• Required work: Where does the string "subject" appear in the records? Copy every line that contains it.
•••••
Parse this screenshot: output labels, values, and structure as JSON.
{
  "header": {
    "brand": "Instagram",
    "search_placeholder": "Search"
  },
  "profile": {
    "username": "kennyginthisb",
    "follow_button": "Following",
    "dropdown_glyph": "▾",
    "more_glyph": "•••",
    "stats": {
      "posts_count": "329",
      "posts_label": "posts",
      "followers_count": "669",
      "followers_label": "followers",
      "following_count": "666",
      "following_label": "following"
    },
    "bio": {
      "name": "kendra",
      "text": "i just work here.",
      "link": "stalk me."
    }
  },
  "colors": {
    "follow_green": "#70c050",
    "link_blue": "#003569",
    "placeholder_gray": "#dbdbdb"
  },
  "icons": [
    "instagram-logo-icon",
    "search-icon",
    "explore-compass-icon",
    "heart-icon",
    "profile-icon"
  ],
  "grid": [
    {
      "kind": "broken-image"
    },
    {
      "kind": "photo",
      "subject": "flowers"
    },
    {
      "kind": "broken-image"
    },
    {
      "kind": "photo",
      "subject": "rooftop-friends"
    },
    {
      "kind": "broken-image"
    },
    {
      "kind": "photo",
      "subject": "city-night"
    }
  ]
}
•••••
• Correct output:
      "subject": "flowers"
      "subject": "rooftop-friends"
      "subject": "city-night"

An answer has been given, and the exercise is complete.